» Aim
Every entry here needs to be repeated exactly.
>> BEGIN
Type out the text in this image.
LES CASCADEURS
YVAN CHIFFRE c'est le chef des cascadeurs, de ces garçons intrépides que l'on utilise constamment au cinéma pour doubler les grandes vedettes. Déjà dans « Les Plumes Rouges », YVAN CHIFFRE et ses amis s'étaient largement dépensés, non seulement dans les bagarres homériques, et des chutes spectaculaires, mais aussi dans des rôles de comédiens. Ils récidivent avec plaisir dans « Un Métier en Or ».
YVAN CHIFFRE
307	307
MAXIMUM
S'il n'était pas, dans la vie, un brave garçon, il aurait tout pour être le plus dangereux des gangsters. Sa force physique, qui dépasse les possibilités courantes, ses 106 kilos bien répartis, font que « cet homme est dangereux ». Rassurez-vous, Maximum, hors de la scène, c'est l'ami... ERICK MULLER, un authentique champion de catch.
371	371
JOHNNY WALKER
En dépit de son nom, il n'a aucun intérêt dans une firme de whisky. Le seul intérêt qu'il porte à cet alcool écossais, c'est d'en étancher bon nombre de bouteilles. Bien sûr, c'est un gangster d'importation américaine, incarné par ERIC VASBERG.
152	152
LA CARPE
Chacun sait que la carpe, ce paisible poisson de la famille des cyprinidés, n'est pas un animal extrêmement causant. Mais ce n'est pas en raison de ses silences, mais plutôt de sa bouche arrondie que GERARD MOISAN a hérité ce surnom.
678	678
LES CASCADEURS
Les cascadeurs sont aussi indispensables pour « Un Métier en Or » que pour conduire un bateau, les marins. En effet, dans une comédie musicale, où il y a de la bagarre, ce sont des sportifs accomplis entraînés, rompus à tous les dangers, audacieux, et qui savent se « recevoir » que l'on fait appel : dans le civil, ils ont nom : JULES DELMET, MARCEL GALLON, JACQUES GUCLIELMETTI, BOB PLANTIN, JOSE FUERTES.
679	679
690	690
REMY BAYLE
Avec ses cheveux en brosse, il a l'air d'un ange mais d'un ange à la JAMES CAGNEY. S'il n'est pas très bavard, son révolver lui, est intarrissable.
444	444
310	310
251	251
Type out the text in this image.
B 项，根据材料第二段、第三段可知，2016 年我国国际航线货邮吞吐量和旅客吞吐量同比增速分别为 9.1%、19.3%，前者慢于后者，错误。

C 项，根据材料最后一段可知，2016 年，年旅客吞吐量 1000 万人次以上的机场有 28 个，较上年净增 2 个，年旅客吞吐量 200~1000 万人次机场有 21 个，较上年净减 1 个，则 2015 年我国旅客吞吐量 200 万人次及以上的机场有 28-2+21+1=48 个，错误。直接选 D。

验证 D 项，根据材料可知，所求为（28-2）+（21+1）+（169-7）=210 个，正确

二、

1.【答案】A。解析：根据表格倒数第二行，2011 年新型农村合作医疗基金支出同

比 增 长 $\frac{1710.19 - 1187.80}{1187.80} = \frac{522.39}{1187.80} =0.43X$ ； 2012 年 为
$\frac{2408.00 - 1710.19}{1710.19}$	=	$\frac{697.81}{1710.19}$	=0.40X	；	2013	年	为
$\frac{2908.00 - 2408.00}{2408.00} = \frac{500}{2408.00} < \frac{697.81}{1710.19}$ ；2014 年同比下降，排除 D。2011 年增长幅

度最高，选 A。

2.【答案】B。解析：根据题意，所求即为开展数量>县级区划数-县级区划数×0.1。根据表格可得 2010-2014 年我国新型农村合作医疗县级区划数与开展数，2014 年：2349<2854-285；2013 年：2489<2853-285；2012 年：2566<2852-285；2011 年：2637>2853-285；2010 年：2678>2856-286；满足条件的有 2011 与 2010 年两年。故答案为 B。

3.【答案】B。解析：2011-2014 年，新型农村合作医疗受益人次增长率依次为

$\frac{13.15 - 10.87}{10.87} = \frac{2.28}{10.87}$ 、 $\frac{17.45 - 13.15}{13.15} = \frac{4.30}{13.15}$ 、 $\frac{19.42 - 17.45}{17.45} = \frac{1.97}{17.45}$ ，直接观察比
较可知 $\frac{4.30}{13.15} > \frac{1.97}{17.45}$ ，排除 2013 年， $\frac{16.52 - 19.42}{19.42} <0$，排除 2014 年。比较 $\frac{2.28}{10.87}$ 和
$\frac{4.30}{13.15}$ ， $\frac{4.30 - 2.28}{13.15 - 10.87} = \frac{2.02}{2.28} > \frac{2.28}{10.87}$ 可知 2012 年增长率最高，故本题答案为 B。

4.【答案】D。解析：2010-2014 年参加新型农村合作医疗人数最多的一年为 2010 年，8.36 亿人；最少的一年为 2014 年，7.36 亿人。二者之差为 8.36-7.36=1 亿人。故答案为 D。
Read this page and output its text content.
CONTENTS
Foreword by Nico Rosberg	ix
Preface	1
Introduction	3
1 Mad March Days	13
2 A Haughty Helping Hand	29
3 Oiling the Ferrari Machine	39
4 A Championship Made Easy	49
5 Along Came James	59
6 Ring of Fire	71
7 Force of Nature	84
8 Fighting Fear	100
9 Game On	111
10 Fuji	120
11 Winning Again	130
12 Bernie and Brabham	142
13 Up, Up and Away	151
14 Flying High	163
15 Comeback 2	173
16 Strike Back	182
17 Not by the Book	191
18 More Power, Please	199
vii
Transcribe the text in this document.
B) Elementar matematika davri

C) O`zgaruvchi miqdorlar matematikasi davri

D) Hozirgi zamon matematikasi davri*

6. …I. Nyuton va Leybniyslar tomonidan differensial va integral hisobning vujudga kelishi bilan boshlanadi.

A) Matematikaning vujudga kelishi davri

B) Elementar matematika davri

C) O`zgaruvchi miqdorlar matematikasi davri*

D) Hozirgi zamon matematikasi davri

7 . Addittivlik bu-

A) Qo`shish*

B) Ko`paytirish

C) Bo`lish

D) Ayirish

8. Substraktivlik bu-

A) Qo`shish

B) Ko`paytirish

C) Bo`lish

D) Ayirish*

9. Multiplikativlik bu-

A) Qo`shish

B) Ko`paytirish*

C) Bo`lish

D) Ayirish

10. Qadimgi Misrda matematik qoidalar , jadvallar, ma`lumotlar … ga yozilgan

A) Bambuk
>> END
» Exercise response
Type out the text in this image.
LES CASCADEURS
YVAN CHIFFRE c'est le chef des cascadeurs, de ces garçons intrépides que l'on utilise constamment au cinéma pour doubler les grandes vedettes. Déjà dans « Les Plumes Rouges », YVAN CHIFFRE et ses amis s'étaient largement dépensés, non seulement dans les bagarres homériques, et des chutes spectaculaires, mais aussi dans des rôles de comédiens. Ils récidivent avec plaisir dans « Un Métier en Or ».
YVAN CHIFFRE
307	307
MAXIMUM
S'il n'était pas, dans la vie, un brave garçon, il aurait tout pour être le plus dangereux des gangsters. Sa force physique, qui dépasse les possibilités courantes, ses 106 kilos bien répartis, font que « cet homme est dangereux ». Rassurez-vous, Maximum, hors de la scène, c'est l'ami... ERICK MULLER, un authentique champion de catch.
371	371
JOHNNY WALKER
En dépit de son nom, il n'a aucun intérêt dans une firme de whisky. Le seul intérêt qu'il porte à cet alcool écossais, c'est d'en étancher bon nombre de bouteilles. Bien sûr, c'est un gangster d'importation américaine, incarné par ERIC VASBERG.
152	152
LA CARPE
Chacun sait que la carpe, ce paisible poisson de la famille des cyprinidés, n'est pas un animal extrêmement causant. Mais ce n'est pas en raison de ses silences, mais plutôt de sa bouche arrondie que GERARD MOISAN a hérité ce surnom.
678	678
LES CASCADEURS
Les cascadeurs sont aussi indispensables pour « Un Métier en Or » que pour conduire un bateau, les marins. En effet, dans une comédie musicale, où il y a de la bagarre, ce sont des sportifs accomplis entraînés, rompus à tous les dangers, audacieux, et qui savent se « recevoir » que l'on fait appel : dans le civil, ils ont nom : JULES DELMET, MARCEL GALLON, JACQUES GUCLIELMETTI, BOB PLANTIN, JOSE FUERTES.
679	679
690	690
REMY BAYLE
Avec ses cheveux en brosse, il a l'air d'un ange mais d'un ange à la JAMES CAGNEY. S'il n'est pas très bavard, son révolver lui, est intarrissable.
444	444
310	310
251	251
Type out the text in this image.
B 项，根据材料第二段、第三段可知，2016 年我国国际航线货邮吞吐量和旅客吞吐量同比增速分别为 9.1%、19.3%，前者慢于后者，错误。

C 项，根据材料最后一段可知，2016 年，年旅客吞吐量 1000 万人次以上的机场有 28 个，较上年净增 2 个，年旅客吞吐量 200~1000 万人次机场有 21 个，较上年净减 1 个，则 2015 年我国旅客吞吐量 200 万人次及以上的机场有 28-2+21+1=48 个，错误。直接选 D。

验证 D 项，根据材料可知，所求为（28-2）+（21+1）+（169-7）=210 个，正确

二、

1.【答案】A。解析：根据表格倒数第二行，2011 年新型农村合作医疗基金支出同

比 增 长 $\frac{1710.19 - 1187.80}{1187.80} = \frac{522.39}{1187.80} =0.43X$ ； 2012 年 为
$\frac{2408.00 - 1710.19}{1710.19}$	=	$\frac{697.81}{1710.19}$	=0.40X	；	2013	年	为
$\frac{2908.00 - 2408.00}{2408.00} = \frac{500}{2408.00} < \frac{697.81}{1710.19}$ ；2014 年同比下降，排除 D。2011 年增长幅

度最高，选 A。

2.【答案】B。解析：根据题意，所求即为开展数量>县级区划数-县级区划数×0.1。根据表格可得 2010-2014 年我国新型农村合作医疗县级区划数与开展数，2014 年：2349<2854-285；2013 年：2489<2853-285；2012 年：2566<2852-285；2011 年：2637>2853-285；2010 年：2678>2856-286；满足条件的有 2011 与 2010 年两年。故答案为 B。

3.【答案】B。解析：2011-2014 年，新型农村合作医疗受益人次增长率依次为

$\frac{13.15 - 10.87}{10.87} = \frac{2.28}{10.87}$ 、 $\frac{17.45 - 13.15}{13.15} = \frac{4.30}{13.15}$ 、 $\frac{19.42 - 17.45}{17.45} = \frac{1.97}{17.45}$ ，直接观察比
较可知 $\frac{4.30}{13.15} > \frac{1.97}{17.45}$ ，排除 2013 年， $\frac{16.52 - 19.42}{19.42} <0$，排除 2014 年。比较 $\frac{2.28}{10.87}$ 和
$\frac{4.30}{13.15}$ ， $\frac{4.30 - 2.28}{13.15 - 10.87} = \frac{2.02}{2.28} > \frac{2.28}{10.87}$ 可知 2012 年增长率最高，故本题答案为 B。

4.【答案】D。解析：2010-2014 年参加新型农村合作医疗人数最多的一年为 2010 年，8.36 亿人；最少的一年为 2014 年，7.36 亿人。二者之差为 8.36-7.36=1 亿人。故答案为 D。
Read this page and output its text content.
CONTENTS
Foreword by Nico Rosberg	ix
Preface	1
Introduction	3
1 Mad March Days	13
2 A Haughty Helping Hand	29
3 Oiling the Ferrari Machine	39
4 A Championship Made Easy	49
5 Along Came James	59
6 Ring of Fire	71
7 Force of Nature	84
8 Fighting Fear	100
9 Game On	111
10 Fuji	120
11 Winning Again	130
12 Bernie and Brabham	142
13 Up, Up and Away	151
14 Flying High	163
15 Comeback 2	173
16 Strike Back	182
17 Not by the Book	191
18 More Power, Please	199
vii
Transcribe the text in this document.
B) Elementar matematika davri

C) O`zgaruvchi miqdorlar matematikasi davri

D) Hozirgi zamon matematikasi davri*

6. …I. Nyuton va Leybniyslar tomonidan differensial va integral hisobning vujudga kelishi bilan boshlanadi.

A) Matematikaning vujudga kelishi davri

B) Elementar matematika davri

C) O`zgaruvchi miqdorlar matematikasi davri*

D) Hozirgi zamon matematikasi davri

7 . Addittivlik bu-

A) Qo`shish*

B) Ko`paytirish

C) Bo`lish

D) Ayirish

8. Substraktivlik bu-

A) Qo`shish

B) Ko`paytirish

C) Bo`lish

D) Ayirish*

9. Multiplikativlik bu-

A) Qo`shish

B) Ko`paytirish*

C) Bo`lish

D) Ayirish

10. Qadimgi Misrda matematik qoidalar , jadvallar, ma`lumotlar … ga yozilgan

A) Bambuk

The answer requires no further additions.